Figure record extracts

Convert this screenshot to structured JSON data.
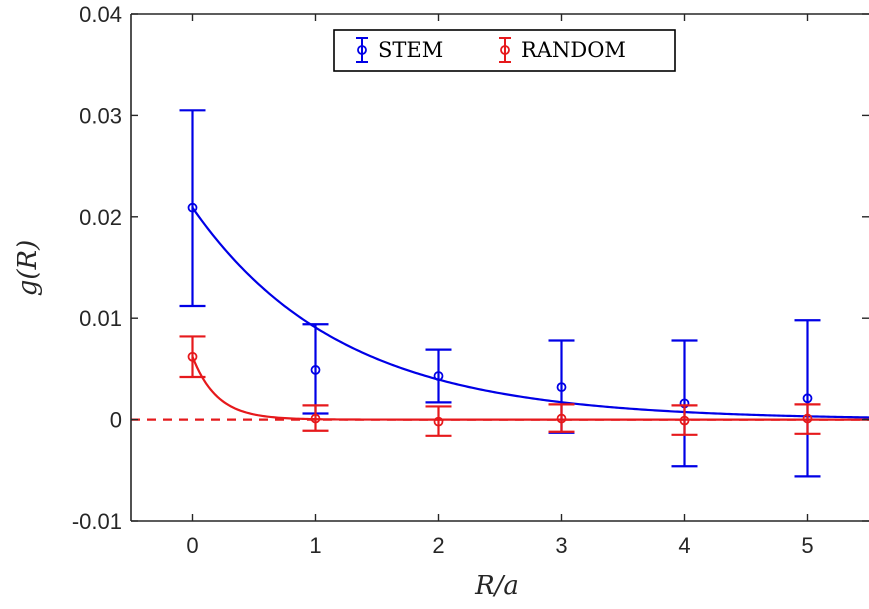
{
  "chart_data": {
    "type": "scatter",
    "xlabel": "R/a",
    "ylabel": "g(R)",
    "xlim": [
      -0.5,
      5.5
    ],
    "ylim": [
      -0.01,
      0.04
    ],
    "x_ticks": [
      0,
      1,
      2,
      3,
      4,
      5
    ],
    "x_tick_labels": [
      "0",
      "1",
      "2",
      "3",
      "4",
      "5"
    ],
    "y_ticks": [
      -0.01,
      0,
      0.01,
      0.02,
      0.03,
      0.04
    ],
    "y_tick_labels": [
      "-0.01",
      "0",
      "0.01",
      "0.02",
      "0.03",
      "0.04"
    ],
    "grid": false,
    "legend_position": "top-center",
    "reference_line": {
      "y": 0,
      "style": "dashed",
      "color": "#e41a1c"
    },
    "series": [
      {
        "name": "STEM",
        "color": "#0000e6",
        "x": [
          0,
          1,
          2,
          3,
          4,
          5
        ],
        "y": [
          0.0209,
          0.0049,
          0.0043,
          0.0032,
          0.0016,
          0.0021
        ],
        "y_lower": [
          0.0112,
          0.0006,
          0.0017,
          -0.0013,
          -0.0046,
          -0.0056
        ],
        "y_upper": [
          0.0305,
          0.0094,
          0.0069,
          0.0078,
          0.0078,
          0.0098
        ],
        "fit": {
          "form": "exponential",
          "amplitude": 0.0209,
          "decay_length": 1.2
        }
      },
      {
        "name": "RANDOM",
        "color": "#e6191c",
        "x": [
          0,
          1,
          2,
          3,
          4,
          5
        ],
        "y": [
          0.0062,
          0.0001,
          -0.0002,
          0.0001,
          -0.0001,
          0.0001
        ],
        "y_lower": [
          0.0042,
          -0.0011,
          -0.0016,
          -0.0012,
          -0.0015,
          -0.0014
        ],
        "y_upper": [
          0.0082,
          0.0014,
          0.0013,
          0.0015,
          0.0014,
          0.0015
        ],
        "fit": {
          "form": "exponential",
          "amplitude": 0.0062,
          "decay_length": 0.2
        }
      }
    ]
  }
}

Exercise directions.
Where a line of the records above holds the word "color", copy that line.

Result for this exercise.
      "color": "#e41a1c"
        "color": "#0000e6",
        "color": "#e6191c",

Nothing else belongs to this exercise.